- [Given task]:
Collect every line in the records below that contains the string "item", treating uppercase and lowercase as different.

- [Material for the task]:
•••••
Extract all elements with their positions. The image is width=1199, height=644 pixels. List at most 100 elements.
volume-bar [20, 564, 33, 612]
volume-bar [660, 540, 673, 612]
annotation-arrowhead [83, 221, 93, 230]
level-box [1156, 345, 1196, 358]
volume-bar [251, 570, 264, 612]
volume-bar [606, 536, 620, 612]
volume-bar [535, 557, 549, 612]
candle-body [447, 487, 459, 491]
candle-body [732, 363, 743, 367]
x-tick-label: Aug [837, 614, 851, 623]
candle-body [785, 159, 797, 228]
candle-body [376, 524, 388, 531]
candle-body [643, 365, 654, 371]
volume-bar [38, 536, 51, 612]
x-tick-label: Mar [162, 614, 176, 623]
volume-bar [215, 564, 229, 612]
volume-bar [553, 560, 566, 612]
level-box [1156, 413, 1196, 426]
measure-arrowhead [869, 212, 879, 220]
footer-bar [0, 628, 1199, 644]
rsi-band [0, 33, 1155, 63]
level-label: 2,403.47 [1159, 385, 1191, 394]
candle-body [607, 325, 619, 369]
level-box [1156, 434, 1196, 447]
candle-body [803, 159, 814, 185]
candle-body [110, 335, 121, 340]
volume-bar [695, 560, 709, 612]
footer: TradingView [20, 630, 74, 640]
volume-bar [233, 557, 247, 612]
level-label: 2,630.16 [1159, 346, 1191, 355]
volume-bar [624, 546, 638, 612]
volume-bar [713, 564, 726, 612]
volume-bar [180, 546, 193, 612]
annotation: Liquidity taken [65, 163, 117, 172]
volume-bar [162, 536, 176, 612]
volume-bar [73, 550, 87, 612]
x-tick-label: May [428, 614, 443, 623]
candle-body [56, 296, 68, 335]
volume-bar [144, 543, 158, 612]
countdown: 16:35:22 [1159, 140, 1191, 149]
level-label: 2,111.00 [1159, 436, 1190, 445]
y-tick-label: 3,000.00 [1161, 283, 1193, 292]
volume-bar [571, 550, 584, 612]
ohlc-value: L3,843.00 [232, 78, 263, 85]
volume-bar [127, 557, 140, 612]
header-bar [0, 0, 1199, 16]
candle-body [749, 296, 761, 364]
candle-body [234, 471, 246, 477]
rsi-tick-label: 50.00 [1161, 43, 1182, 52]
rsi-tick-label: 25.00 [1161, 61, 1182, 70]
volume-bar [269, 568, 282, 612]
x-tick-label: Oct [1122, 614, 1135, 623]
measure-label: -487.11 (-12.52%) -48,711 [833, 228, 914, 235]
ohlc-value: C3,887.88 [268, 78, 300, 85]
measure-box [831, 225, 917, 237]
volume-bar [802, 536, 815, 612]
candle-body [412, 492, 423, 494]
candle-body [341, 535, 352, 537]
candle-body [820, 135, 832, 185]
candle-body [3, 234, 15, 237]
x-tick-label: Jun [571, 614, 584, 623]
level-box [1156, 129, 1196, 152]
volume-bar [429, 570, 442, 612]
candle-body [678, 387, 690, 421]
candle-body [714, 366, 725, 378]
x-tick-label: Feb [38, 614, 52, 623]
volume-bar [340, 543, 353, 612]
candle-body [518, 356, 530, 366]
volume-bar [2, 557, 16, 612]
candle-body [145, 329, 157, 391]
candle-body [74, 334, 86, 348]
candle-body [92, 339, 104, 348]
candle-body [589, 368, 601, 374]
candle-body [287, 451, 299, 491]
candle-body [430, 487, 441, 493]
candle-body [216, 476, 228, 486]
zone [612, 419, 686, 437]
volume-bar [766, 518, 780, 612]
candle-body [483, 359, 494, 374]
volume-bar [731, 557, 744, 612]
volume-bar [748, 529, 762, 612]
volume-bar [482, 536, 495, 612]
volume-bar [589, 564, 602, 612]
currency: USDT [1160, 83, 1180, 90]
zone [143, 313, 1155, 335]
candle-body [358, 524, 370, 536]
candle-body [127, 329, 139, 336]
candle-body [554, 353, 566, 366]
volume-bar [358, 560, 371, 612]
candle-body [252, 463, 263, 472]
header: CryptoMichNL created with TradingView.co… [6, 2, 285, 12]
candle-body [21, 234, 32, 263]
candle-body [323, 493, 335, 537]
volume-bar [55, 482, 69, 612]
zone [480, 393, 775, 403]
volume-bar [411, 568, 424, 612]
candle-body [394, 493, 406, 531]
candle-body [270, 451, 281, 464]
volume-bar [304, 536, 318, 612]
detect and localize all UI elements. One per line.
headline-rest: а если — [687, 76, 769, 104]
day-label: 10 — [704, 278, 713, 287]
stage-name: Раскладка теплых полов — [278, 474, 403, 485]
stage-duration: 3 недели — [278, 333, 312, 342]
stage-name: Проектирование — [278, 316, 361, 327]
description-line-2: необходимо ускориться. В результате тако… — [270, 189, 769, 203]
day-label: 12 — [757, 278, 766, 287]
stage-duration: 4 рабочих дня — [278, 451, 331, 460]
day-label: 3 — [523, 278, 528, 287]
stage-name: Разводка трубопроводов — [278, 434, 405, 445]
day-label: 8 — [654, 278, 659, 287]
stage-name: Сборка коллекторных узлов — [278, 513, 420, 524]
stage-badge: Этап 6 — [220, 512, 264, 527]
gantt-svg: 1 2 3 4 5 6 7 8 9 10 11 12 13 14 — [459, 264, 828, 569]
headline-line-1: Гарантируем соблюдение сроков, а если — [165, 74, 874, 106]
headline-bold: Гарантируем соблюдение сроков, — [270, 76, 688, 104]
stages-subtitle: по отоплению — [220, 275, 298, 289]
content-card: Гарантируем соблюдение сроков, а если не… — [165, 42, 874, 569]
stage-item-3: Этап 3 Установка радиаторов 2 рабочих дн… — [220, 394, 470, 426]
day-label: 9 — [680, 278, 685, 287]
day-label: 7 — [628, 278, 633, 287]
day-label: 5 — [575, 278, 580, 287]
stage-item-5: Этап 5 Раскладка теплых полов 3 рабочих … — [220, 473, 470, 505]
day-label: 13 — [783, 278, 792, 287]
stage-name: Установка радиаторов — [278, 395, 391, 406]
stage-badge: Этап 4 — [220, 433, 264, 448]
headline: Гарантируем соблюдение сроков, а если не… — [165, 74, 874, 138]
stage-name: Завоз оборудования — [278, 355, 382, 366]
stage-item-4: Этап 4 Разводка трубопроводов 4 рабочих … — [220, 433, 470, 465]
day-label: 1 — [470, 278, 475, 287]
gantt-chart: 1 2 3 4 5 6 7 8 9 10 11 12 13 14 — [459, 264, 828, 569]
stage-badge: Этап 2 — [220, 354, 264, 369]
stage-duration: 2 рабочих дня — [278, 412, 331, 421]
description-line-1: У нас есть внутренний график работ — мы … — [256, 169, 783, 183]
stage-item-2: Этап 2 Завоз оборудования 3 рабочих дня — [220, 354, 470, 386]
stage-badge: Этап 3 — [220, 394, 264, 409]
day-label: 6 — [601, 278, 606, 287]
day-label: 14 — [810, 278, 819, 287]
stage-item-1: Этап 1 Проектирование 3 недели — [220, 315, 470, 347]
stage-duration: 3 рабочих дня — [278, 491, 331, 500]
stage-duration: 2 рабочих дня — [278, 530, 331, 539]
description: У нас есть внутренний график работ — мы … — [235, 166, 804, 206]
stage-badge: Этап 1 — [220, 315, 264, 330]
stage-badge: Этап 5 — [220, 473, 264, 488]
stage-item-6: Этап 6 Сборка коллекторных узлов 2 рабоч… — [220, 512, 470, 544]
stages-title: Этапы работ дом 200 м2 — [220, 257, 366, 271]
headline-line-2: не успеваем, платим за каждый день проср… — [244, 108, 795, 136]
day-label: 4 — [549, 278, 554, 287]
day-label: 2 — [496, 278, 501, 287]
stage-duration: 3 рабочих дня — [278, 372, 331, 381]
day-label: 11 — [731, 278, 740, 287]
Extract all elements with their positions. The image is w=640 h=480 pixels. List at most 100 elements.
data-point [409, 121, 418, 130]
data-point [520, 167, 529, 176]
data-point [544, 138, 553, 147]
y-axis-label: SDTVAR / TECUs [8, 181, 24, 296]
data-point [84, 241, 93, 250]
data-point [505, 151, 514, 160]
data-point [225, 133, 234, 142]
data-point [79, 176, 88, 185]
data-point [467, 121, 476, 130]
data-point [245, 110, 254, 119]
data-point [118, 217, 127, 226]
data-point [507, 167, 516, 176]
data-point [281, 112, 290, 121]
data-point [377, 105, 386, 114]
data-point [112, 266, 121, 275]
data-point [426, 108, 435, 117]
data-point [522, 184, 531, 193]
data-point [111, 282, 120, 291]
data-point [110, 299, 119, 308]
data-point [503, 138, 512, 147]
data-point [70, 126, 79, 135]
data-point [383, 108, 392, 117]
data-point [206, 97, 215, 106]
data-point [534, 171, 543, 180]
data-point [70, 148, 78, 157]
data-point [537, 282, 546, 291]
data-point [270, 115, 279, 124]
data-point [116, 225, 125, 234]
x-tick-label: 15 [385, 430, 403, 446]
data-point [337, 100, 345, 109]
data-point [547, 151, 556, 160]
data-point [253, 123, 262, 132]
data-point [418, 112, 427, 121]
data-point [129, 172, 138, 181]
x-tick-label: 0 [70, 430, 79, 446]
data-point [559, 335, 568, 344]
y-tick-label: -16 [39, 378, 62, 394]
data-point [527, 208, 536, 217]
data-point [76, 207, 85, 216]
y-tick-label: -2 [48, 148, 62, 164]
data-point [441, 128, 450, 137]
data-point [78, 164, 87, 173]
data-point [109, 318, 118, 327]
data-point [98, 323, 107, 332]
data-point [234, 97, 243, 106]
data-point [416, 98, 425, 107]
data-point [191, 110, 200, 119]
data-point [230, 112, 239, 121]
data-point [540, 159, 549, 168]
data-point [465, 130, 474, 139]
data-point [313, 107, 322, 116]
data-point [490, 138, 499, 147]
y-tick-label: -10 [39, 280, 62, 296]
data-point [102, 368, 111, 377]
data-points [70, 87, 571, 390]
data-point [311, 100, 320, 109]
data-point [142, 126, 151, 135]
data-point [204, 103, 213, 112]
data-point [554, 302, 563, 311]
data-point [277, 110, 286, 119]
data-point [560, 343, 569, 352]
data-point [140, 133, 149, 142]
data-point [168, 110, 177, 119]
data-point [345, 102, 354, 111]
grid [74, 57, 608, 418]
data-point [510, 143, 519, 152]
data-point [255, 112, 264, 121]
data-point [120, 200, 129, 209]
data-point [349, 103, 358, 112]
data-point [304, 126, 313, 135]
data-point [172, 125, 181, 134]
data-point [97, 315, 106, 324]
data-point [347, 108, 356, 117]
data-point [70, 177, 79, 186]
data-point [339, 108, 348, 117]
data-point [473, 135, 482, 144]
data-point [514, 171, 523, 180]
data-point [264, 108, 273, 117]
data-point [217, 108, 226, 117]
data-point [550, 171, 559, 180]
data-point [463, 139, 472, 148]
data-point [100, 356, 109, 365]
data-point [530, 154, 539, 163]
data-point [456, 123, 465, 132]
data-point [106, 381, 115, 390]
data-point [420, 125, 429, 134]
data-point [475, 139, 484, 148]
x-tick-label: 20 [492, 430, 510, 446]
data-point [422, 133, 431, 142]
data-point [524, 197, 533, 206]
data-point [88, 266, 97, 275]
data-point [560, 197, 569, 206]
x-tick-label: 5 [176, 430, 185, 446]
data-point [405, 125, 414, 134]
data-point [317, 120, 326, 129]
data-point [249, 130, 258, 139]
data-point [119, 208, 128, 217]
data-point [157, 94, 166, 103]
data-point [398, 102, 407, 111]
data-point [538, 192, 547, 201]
•••••
- [Written reply]:
stage-item-3: Этап 3 Установка радиаторов 2 рабочих дн… — [220, 394, 470, 426]
stage-item-5: Этап 5 Раскладка теплых полов 3 рабочих … — [220, 473, 470, 505]
stage-item-4: Этап 4 Разводка трубопроводов 4 рабочих … — [220, 433, 470, 465]
stage-item-2: Этап 2 Завоз оборудования 3 рабочих дня — [220, 354, 470, 386]
stage-item-1: Этап 1 Проектирование 3 недели — [220, 315, 470, 347]
stage-item-6: Этап 6 Сборка коллекторных узлов 2 рабоч… — [220, 512, 470, 544]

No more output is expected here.